--- Start INFORMATION GIVEN ---

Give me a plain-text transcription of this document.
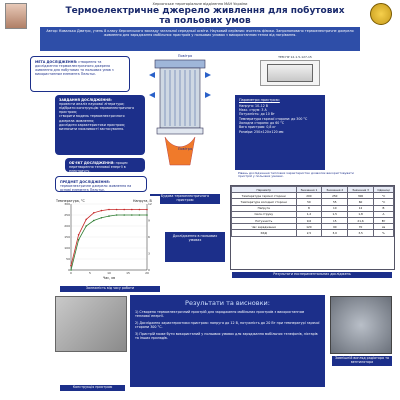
Херсонське територіальне відділення МАН України
Термоелектричне джерело живлення для побутових та польових умов
Автор: Ковалько Дмитро, учень 8 класу Херсонського закладу загальної середньої освіти. Науковий керівник: вчитель фізики. Запропоновано термоелектричне джерело живлення для заряджання мобільних пристроїв у польових умовах з використанням тепла від нагрівання.
МЕТА ДОСЛІДЖЕННЯ: створення та дослідження термоелектричного джерела живлення для побутових та польових умов з використанням елемента Пельтьє.
ЗАВДАННЯ ДОСЛІДЖЕННЯ:
провести аналіз наукової літератури;
підібрати конструкцію термоелектричного пристрою;
створити модель термоелектричного джерела живлення;
дослідити характеристики пристрою;
визначити можливості застосування.
ОБ'ЄКТ ДОСЛІДЖЕННЯ: процес перетворення теплової енергії в електричну.
ПРЕДМЕТ ДОСЛІДЖЕННЯ: термоелектричне джерело живлення на основі елемента Пельтьє.
Повітря
Повітря
Будова термоелектричного пристрою
TEM HP 12-1.5-127-15
Параметри пристрою:
Напруга: 10–12 В
Макс. струм: 3 А
Потужність: до 10 Вт
Температура гарячої сторони: до 300 °C
Холодна сторона: до 60 °C
Вага пристрою: 0,8 кг
Розміри: 250×120×120 мм
Рівень дослідження теплових характеристик дозволяє використовувати пристрій у польових умовах.
0
50
100
150
200
250
300
0
3
6
9
12
0	5	10	15	20
Час, хв
Температура, °C	Напруга, В
Залежність від часу роботи
Параметр	Значення 1	Значення 2	Значення 3	Одиниці
Температура гарячої сторони	200	250	300	°C
Температура холодної сторони	50	55	60	°C
Напруга	8	10	12	В
Сила струму	1,2	1,5	1,8	А
Потужність	9,6	15	21,6	Вт
Час заряджання	120	90	70	хв
ККД	2,5	3,0	3,5	%
Результати експериментальних досліджень
Дослідження в польових умовах
Конструкція пристрою
Результати та висновки:

1) Створено термоелектричний пристрій для заряджання мобільних пристроїв з використанням теплової енергії.

2) Досліджено характеристики пристрою: напруга до 12 В, потужність до 20 Вт при температурі гарячої сторони 300 °C.

3) Пристрій може бути використаний у польових умовах для заряджання мобільних телефонів, ліхтарів та інших приладів.

Зовнішній вигляд радіатора та вентилятора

--- End INFORMATION GIVEN ---

▸ WHAT TO WORK ON: Your copy should repeat each entry above exactly but contain no pictures.

▸ COMPLETE RESPONSE:
Give me a plain-text transcription of this document.
Херсонське територіальне відділення МАН України
Термоелектричне джерело живлення для побутових та польових умов
Автор: Ковалько Дмитро, учень 8 класу Херсонського закладу загальної середньої освіти. Науковий керівник: вчитель фізики. Запропоновано термоелектричне джерело живлення для заряджання мобільних пристроїв у польових умовах з використанням тепла від нагрівання.
МЕТА ДОСЛІДЖЕННЯ: створення та дослідження термоелектричного джерела живлення для побутових та польових умов з використанням елемента Пельтьє.
ЗАВДАННЯ ДОСЛІДЖЕННЯ:
провести аналіз наукової літератури;
підібрати конструкцію термоелектричного пристрою;
створити модель термоелектричного джерела живлення;
дослідити характеристики пристрою;
визначити можливості застосування.
ОБ'ЄКТ ДОСЛІДЖЕННЯ: процес перетворення теплової енергії в електричну.
ПРЕДМЕТ ДОСЛІДЖЕННЯ: термоелектричне джерело живлення на основі елемента Пельтьє.
Повітря
Повітря
Будова термоелектричного пристрою
TEM HP 12-1.5-127-15
Параметри пристрою:
Напруга: 10–12 В
Макс. струм: 3 А
Потужність: до 10 Вт
Температура гарячої сторони: до 300 °C
Холодна сторона: до 60 °C
Вага пристрою: 0,8 кг
Розміри: 250×120×120 мм
Рівень дослідження теплових характеристик дозволяє використовувати пристрій у польових умовах.
0
50
100
150
200
250
300
0
3
6
9
12
0	5	10	15	20
Час, хв
Температура, °C	Напруга, В
Залежність від часу роботи
Параметр	Значення 1	Значення 2	Значення 3	Одиниці
Температура гарячої сторони	200	250	300	°C
Температура холодної сторони	50	55	60	°C
Напруга	8	10	12	В
Сила струму	1,2	1,5	1,8	А
Потужність	9,6	15	21,6	Вт
Час заряджання	120	90	70	хв
ККД	2,5	3,0	3,5	%
Результати експериментальних досліджень
Дослідження в польових умовах
Конструкція пристрою
Результати та висновки:

1) Створено термоелектричний пристрій для заряджання мобільних пристроїв з використанням теплової енергії.

2) Досліджено характеристики пристрою: напруга до 12 В, потужність до 20 Вт при температурі гарячої сторони 300 °C.

3) Пристрій може бути використаний у польових умовах для заряджання мобільних телефонів, ліхтарів та інших приладів.

Зовнішній вигляд радіатора та вентилятора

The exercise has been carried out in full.